* Objective *
Identify and pull out each line of the entries in which "cactus" occurs.

═══ Records for the task

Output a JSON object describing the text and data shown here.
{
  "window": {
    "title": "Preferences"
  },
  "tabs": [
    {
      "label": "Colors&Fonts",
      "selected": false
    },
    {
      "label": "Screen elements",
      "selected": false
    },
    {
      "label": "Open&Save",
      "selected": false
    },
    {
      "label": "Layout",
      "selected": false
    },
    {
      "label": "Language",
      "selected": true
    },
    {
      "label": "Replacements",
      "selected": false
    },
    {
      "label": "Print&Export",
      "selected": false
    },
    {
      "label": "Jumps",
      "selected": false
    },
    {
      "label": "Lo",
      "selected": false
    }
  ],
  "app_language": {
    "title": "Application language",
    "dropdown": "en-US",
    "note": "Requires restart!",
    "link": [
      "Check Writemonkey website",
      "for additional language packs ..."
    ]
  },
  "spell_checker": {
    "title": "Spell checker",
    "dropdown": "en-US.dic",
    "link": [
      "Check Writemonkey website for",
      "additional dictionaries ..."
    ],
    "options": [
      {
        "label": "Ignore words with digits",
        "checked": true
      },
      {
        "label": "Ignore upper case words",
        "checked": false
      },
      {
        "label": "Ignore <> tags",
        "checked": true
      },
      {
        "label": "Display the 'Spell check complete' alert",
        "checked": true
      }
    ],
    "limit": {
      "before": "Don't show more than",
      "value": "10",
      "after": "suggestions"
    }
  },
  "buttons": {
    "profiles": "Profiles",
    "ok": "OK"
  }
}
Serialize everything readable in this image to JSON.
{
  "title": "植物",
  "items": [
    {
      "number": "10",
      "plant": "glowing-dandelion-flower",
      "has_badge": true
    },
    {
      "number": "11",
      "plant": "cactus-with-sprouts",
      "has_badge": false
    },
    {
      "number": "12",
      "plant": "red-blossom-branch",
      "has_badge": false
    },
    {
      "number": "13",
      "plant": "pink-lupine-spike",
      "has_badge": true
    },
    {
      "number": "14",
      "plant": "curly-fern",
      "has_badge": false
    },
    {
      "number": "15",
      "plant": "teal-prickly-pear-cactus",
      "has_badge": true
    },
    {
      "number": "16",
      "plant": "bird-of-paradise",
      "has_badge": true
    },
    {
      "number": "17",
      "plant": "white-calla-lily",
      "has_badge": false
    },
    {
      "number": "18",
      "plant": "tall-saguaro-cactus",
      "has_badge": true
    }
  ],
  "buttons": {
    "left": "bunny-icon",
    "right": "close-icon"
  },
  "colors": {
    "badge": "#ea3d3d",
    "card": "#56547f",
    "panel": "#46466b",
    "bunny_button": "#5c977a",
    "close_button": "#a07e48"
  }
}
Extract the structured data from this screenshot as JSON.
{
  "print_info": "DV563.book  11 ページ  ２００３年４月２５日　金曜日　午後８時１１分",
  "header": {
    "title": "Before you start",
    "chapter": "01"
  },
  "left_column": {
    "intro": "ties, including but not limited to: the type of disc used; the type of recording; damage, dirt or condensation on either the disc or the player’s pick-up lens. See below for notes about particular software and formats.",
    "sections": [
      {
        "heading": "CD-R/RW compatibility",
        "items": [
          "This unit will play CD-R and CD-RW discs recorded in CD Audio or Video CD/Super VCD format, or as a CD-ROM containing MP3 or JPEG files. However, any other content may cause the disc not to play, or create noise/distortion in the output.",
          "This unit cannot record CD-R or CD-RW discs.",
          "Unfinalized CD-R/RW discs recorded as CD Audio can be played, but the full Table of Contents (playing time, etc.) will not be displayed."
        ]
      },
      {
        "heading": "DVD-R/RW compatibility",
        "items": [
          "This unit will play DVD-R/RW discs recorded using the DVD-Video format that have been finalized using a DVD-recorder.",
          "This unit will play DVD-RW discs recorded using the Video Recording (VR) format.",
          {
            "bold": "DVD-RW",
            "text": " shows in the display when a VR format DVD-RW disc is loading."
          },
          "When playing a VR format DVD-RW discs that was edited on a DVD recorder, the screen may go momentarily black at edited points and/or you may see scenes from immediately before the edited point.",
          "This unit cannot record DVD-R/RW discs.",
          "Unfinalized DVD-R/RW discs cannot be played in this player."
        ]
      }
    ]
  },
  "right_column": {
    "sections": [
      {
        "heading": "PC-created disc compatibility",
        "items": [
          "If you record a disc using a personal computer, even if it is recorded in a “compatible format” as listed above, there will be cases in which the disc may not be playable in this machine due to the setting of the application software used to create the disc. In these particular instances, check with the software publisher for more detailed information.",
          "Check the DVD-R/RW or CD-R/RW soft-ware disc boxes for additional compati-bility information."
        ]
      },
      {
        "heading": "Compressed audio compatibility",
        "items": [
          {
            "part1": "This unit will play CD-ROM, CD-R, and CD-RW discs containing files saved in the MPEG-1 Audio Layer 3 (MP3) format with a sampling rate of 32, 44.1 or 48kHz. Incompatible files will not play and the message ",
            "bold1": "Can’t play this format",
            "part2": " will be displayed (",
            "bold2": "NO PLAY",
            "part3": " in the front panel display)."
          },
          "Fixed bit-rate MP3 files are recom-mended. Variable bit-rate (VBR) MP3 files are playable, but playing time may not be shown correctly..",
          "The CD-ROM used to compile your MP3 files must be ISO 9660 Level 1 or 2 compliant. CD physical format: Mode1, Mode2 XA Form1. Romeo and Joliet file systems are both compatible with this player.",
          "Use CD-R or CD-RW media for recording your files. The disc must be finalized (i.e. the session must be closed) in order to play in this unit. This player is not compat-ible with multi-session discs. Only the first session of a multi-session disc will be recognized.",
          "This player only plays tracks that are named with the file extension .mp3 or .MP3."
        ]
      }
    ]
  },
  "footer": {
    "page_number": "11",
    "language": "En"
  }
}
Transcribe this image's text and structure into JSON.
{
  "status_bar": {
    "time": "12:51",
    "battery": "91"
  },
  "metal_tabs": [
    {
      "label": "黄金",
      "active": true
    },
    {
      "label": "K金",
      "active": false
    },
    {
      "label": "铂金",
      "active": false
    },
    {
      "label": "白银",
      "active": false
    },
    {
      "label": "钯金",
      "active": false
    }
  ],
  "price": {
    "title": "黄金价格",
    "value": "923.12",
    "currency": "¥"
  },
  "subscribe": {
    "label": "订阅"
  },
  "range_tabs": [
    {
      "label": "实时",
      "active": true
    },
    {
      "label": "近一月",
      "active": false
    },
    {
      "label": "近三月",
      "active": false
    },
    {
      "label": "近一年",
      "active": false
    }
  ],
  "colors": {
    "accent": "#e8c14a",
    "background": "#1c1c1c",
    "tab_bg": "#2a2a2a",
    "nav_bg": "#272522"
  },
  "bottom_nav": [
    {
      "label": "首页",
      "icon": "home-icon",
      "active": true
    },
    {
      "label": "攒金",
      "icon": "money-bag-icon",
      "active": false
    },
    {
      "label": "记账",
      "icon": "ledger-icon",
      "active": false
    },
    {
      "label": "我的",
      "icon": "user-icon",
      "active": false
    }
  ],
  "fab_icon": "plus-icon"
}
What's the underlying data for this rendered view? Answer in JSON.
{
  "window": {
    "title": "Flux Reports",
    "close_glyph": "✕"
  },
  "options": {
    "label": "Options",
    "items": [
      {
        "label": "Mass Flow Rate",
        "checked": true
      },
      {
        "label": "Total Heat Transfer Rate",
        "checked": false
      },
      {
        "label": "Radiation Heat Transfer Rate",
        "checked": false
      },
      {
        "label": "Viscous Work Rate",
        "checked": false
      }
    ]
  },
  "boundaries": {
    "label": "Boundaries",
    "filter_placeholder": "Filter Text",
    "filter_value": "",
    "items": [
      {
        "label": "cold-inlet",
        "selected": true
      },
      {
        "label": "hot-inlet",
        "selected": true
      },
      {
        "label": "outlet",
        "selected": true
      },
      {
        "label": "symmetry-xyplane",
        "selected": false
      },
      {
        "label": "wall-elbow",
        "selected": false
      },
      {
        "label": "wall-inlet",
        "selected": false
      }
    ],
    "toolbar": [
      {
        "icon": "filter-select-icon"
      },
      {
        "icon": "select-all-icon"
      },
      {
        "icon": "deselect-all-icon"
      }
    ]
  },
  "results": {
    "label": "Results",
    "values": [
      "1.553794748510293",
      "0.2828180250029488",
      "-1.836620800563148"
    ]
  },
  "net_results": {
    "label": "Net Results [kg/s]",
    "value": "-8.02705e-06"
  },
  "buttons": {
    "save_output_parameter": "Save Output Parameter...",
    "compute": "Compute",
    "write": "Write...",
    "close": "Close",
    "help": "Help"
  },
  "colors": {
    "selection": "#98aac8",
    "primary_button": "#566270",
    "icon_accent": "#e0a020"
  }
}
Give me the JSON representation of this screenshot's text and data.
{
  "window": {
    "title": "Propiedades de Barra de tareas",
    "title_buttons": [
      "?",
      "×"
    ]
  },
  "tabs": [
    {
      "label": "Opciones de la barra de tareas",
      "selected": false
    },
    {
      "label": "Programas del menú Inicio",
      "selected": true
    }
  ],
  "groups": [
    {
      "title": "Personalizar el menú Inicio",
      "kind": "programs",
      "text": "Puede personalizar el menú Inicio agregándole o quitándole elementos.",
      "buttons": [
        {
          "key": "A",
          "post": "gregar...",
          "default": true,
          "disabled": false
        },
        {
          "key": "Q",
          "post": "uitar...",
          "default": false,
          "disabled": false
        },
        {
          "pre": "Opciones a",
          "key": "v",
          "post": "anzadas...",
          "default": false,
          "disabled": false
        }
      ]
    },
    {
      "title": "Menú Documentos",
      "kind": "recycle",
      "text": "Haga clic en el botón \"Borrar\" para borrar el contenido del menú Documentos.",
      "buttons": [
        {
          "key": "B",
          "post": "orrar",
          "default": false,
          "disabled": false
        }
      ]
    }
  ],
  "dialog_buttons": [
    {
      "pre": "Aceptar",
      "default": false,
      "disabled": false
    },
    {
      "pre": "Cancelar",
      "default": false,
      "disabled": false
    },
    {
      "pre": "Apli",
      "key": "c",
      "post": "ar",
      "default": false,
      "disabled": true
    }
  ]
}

══════

* Task output *
      "plant": "cactus-with-sprouts",
      "plant": "teal-prickly-pear-cactus",
      "plant": "tall-saguaro-cactus",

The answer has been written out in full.